Stated problem.
Find every line of the listing below where "image" appears, and copy it.

Material to process.

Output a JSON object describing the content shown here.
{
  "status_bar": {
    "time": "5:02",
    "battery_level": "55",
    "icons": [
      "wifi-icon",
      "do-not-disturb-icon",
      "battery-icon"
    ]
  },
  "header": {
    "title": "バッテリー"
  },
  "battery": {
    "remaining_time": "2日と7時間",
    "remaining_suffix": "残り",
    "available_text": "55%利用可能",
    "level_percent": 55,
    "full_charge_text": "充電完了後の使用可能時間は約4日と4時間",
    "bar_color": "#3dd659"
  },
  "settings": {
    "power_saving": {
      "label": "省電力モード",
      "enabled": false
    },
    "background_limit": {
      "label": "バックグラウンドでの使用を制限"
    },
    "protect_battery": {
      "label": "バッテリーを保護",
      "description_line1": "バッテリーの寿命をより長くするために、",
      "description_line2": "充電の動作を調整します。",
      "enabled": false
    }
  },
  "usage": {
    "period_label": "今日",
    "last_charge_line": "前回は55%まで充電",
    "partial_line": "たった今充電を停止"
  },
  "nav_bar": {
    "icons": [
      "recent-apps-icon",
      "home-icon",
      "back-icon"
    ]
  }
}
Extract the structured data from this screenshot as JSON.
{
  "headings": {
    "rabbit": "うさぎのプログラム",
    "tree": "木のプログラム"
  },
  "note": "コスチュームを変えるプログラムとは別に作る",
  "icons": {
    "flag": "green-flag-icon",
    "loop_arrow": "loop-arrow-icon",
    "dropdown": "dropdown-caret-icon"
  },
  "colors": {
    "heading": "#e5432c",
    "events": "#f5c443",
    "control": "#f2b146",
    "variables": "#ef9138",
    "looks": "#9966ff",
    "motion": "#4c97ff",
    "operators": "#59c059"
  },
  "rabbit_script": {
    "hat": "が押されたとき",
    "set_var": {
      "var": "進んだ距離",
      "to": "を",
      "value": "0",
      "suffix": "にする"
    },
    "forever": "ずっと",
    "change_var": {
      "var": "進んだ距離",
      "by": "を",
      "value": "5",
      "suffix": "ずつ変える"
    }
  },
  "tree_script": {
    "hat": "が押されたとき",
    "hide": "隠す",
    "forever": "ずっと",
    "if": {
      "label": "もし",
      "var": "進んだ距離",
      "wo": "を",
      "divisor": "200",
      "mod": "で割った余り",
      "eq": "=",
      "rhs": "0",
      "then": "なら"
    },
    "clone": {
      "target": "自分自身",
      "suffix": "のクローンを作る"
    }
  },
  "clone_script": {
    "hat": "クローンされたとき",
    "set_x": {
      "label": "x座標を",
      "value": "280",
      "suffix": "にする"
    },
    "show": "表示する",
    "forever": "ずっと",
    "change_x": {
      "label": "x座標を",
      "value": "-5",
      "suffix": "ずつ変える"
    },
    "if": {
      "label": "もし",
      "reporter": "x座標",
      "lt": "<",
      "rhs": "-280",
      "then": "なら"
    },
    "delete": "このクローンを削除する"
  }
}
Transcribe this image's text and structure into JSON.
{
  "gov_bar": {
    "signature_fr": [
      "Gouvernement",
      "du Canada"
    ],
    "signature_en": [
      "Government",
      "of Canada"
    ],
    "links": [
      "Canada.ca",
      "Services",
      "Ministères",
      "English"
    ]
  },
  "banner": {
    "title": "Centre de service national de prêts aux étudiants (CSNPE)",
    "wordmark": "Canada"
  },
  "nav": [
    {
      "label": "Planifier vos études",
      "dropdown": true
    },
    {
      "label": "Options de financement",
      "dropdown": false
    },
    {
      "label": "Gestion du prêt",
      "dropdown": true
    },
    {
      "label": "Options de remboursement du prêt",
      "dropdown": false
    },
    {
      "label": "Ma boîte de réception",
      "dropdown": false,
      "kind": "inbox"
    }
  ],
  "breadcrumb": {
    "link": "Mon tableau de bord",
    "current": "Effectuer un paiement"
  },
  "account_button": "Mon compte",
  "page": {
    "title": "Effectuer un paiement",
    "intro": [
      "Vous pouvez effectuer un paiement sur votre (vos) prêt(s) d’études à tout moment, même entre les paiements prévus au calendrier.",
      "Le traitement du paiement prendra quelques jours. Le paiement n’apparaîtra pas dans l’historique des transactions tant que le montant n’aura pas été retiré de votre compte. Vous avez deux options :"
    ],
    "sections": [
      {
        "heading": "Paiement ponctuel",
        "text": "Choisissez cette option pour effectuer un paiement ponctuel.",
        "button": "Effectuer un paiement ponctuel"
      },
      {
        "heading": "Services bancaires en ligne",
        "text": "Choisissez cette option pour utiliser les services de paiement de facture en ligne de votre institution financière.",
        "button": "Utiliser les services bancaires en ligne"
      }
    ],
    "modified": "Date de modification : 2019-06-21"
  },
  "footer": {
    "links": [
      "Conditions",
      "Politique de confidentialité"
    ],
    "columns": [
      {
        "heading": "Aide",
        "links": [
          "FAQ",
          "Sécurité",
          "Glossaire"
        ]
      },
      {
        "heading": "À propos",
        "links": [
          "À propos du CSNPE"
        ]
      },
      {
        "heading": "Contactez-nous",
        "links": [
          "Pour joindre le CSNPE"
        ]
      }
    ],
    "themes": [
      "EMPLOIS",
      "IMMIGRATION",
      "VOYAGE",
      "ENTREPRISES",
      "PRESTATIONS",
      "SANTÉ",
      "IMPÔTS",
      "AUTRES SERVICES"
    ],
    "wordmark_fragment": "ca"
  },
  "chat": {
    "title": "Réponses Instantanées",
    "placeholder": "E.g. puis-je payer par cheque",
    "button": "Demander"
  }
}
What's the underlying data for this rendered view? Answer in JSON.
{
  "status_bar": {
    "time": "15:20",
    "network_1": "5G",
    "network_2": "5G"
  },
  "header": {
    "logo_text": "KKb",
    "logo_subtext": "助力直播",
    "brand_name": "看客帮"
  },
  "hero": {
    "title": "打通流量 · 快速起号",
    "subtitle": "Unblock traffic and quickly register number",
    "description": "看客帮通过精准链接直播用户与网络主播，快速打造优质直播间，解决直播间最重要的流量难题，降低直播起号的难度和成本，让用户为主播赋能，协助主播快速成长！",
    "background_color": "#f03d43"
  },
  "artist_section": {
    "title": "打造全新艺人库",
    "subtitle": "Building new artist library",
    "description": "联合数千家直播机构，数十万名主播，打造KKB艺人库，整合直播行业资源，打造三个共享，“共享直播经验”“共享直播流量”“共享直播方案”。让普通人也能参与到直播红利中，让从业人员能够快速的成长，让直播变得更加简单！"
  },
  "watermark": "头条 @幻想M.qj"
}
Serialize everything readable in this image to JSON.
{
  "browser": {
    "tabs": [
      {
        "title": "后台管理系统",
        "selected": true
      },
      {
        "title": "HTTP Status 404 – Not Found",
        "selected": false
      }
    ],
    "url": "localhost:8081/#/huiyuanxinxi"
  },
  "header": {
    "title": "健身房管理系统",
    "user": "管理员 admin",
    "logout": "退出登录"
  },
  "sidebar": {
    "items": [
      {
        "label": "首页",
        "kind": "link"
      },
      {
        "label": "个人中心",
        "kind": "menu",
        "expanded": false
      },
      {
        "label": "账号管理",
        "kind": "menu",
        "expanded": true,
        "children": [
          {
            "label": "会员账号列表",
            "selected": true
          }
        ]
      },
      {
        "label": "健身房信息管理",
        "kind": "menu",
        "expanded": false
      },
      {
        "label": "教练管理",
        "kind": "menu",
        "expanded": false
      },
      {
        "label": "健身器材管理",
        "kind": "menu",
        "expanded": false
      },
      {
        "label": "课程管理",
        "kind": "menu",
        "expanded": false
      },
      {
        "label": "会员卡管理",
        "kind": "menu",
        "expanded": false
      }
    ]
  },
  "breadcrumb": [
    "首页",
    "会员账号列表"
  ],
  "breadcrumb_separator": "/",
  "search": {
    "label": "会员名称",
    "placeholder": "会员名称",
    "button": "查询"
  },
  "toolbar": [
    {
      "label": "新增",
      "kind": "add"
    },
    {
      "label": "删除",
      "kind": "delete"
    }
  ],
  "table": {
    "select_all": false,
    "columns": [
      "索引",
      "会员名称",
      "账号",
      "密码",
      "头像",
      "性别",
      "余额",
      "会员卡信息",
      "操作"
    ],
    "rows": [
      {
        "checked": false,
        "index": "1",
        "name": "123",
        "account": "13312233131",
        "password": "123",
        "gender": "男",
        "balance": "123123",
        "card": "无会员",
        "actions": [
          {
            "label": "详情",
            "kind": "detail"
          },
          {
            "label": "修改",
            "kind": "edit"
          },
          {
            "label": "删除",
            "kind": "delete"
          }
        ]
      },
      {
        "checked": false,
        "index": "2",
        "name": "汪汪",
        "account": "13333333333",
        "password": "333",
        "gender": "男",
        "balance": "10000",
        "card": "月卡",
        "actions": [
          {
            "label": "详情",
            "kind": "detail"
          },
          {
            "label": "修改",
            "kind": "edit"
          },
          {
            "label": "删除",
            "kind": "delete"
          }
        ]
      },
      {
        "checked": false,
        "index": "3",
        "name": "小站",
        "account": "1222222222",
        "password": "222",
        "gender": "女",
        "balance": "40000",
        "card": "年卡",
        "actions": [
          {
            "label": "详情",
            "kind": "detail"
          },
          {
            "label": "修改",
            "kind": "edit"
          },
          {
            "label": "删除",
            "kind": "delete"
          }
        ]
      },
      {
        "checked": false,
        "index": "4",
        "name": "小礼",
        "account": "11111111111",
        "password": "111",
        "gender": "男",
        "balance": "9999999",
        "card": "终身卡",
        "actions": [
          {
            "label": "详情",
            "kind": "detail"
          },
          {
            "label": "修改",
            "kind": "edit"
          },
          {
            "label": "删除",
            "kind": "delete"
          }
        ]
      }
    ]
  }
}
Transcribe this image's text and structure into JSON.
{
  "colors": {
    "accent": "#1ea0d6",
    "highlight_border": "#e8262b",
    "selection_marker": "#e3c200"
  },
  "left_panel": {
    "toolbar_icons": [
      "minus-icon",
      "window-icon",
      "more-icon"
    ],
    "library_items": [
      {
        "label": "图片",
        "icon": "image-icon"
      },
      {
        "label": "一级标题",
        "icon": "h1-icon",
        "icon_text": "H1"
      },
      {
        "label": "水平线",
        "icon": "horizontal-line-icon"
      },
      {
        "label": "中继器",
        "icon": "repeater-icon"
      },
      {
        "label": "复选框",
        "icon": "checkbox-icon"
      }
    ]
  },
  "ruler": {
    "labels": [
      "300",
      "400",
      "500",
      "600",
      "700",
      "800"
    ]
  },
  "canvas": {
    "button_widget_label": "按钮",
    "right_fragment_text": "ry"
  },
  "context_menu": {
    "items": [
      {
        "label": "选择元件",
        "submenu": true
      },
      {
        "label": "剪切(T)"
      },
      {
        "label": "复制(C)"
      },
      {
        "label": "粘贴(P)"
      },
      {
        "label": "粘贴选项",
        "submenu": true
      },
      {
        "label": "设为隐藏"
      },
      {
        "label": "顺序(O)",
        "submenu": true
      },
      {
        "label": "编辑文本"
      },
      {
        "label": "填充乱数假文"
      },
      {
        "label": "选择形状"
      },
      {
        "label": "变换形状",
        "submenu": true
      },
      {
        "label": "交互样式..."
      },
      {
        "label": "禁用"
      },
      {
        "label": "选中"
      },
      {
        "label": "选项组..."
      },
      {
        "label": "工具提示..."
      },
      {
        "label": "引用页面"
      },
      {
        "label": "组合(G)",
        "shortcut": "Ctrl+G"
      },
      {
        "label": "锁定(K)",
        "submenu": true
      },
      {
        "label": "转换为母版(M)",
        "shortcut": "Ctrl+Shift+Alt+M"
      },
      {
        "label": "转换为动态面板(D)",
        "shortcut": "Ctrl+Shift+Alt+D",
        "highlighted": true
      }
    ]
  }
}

Solution for this problem.
Transcribe this image's text and structure into JSON.
Serialize everything readable in this image to JSON.
Transcribe this image's text and structure into JSON.
        "icon": "image-icon"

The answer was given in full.